### Given task
Review the lines that follow and copy each one that contains the word "designed".

### Exercise data
--- Begin ---
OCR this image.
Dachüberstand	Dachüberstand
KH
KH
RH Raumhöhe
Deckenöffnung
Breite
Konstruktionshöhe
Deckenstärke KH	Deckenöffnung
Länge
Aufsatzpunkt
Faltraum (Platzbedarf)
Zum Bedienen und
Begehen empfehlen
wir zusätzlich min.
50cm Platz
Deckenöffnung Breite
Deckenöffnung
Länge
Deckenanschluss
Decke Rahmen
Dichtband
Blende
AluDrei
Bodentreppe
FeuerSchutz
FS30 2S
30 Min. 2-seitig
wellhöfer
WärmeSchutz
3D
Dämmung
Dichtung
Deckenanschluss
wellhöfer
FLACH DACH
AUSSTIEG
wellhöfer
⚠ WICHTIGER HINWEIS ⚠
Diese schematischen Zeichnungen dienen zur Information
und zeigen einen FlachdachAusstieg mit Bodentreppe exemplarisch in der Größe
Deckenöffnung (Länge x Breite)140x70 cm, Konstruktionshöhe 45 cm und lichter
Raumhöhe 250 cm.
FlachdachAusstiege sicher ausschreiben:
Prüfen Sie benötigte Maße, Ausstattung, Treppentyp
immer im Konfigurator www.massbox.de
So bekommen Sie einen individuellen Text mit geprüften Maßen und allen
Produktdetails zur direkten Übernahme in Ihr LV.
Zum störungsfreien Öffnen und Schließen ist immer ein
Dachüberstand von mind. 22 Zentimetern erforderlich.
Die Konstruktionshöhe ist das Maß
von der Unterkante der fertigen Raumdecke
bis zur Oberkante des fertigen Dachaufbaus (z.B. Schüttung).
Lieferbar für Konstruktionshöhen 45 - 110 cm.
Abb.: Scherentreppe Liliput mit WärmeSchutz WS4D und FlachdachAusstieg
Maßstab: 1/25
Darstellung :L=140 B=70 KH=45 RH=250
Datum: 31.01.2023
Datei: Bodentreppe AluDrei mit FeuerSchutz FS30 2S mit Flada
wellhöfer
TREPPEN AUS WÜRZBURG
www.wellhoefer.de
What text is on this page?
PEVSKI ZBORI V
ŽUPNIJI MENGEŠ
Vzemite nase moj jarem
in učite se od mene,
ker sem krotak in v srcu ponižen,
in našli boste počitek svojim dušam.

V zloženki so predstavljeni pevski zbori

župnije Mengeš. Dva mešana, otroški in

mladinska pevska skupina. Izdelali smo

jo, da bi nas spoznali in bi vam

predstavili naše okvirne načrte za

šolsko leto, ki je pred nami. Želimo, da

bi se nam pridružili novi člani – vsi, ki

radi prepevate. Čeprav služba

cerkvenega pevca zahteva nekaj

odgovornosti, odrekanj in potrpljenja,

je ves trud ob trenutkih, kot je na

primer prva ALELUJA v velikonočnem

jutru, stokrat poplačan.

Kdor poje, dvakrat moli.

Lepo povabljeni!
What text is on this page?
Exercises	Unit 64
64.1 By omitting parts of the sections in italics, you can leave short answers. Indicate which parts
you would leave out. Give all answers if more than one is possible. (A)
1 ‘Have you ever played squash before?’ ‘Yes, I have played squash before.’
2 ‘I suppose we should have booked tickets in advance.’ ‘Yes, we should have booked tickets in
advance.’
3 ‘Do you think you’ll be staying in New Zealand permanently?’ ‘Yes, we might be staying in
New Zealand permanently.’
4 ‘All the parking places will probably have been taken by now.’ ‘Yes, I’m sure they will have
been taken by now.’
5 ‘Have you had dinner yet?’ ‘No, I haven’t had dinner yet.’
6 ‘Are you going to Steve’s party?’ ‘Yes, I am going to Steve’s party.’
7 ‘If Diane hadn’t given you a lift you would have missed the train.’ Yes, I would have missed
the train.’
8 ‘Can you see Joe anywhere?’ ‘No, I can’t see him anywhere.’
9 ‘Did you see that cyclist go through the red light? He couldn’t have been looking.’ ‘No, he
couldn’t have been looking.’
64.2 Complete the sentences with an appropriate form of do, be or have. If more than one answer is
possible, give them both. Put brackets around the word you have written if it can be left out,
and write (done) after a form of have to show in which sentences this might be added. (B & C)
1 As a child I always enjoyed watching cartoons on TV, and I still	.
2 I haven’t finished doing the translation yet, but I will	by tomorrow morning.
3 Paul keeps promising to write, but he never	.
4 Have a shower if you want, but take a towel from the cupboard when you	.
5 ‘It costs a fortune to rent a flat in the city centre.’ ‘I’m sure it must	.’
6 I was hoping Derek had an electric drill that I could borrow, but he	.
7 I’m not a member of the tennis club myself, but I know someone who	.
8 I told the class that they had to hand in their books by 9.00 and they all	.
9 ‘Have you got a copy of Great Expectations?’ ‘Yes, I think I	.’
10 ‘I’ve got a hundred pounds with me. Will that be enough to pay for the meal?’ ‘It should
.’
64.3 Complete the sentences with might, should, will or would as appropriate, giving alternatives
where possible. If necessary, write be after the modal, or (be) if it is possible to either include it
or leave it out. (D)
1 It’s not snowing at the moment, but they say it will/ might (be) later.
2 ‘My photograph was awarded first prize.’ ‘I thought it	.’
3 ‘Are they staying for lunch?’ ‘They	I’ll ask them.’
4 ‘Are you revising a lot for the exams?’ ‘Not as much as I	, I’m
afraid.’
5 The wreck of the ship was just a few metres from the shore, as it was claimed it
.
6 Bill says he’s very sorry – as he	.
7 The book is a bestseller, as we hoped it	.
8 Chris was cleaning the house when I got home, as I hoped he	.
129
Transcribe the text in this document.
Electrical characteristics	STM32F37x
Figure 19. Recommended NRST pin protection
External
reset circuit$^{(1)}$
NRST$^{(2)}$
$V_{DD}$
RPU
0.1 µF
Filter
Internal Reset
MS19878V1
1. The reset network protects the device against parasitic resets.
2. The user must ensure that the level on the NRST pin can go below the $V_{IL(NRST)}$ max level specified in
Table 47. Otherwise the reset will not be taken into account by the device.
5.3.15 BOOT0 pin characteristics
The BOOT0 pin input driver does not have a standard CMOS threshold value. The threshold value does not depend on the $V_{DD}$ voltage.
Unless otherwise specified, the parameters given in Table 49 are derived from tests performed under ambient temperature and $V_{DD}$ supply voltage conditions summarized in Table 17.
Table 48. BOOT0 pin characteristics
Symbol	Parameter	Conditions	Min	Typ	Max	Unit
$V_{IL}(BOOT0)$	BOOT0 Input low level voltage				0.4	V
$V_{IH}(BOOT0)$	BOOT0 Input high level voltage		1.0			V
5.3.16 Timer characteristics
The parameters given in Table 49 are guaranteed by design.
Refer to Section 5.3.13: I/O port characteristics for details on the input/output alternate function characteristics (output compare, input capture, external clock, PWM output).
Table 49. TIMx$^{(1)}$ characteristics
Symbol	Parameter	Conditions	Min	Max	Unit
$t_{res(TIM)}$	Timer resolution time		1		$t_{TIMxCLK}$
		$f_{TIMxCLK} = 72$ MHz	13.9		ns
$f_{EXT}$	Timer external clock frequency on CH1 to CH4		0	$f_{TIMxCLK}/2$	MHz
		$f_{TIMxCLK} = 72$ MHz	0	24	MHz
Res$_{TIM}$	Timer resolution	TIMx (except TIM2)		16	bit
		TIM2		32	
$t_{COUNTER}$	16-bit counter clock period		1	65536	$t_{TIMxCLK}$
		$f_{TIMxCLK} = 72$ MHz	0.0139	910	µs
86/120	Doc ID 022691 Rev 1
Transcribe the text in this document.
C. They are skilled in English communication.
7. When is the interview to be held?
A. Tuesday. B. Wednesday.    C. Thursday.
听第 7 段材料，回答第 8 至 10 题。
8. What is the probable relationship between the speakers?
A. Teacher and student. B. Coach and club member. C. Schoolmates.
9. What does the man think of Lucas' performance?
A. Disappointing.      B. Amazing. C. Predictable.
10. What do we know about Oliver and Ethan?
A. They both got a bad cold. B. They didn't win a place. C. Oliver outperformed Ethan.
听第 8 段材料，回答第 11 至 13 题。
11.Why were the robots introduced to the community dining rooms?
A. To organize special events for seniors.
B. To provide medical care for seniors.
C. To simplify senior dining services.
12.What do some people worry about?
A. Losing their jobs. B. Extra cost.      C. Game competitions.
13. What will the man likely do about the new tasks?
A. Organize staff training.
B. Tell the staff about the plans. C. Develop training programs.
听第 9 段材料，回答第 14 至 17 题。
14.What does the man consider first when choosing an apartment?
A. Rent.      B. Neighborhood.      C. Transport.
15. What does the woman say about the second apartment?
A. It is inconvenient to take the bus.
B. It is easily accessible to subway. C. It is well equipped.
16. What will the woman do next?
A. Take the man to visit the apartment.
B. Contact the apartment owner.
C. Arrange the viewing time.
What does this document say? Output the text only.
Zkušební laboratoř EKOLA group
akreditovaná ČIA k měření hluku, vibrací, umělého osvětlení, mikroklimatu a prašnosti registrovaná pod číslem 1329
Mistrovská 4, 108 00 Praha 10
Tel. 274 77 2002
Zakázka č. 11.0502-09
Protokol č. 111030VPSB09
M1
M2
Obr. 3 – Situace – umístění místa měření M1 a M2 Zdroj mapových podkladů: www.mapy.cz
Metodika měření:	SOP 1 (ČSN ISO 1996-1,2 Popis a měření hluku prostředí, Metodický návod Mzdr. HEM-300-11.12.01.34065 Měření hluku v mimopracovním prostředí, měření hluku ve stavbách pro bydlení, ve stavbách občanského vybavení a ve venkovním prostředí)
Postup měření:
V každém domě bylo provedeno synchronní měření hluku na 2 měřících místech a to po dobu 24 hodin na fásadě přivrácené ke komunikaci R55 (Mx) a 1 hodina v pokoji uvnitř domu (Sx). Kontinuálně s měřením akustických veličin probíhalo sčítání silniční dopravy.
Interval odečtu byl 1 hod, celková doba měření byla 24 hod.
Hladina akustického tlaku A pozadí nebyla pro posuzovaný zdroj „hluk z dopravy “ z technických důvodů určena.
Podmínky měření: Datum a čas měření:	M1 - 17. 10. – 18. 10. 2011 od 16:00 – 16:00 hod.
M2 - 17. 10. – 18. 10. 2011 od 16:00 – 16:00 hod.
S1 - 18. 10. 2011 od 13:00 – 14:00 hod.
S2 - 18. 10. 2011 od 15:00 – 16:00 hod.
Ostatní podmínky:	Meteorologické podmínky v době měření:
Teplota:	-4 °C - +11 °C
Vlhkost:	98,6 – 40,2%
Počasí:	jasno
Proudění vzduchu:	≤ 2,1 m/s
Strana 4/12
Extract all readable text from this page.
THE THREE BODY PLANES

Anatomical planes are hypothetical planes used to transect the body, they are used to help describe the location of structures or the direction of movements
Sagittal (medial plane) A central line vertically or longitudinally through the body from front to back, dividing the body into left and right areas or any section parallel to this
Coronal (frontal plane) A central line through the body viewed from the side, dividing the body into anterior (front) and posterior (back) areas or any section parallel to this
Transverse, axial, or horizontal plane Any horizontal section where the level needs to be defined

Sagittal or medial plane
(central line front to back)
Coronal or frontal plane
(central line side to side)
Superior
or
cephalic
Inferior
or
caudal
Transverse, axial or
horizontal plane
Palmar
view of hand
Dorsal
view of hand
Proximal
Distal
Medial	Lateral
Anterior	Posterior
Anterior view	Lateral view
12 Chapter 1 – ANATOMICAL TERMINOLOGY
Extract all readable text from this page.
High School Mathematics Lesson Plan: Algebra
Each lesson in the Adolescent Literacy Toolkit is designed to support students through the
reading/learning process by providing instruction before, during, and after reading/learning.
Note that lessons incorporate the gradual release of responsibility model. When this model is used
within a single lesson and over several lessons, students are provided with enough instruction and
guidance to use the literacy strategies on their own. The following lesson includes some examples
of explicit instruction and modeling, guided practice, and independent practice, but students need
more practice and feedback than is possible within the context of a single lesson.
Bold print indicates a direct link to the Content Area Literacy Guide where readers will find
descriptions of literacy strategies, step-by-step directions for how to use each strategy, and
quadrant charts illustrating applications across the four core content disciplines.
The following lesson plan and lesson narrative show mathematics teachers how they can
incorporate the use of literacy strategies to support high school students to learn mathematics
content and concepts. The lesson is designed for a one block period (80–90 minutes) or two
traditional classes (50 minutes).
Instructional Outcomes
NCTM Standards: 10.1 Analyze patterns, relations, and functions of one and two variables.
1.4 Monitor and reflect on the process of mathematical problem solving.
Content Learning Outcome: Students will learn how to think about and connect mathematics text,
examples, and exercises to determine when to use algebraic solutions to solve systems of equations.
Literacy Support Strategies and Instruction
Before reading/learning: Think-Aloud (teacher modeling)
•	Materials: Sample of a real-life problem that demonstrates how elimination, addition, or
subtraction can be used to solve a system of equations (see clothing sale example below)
--- End ---
### Exercise answer
Each lesson in the Adolescent Literacy Toolkit is designed to support students through the
content and concepts. The lesson is designed for a one block period (80–90 minutes) or two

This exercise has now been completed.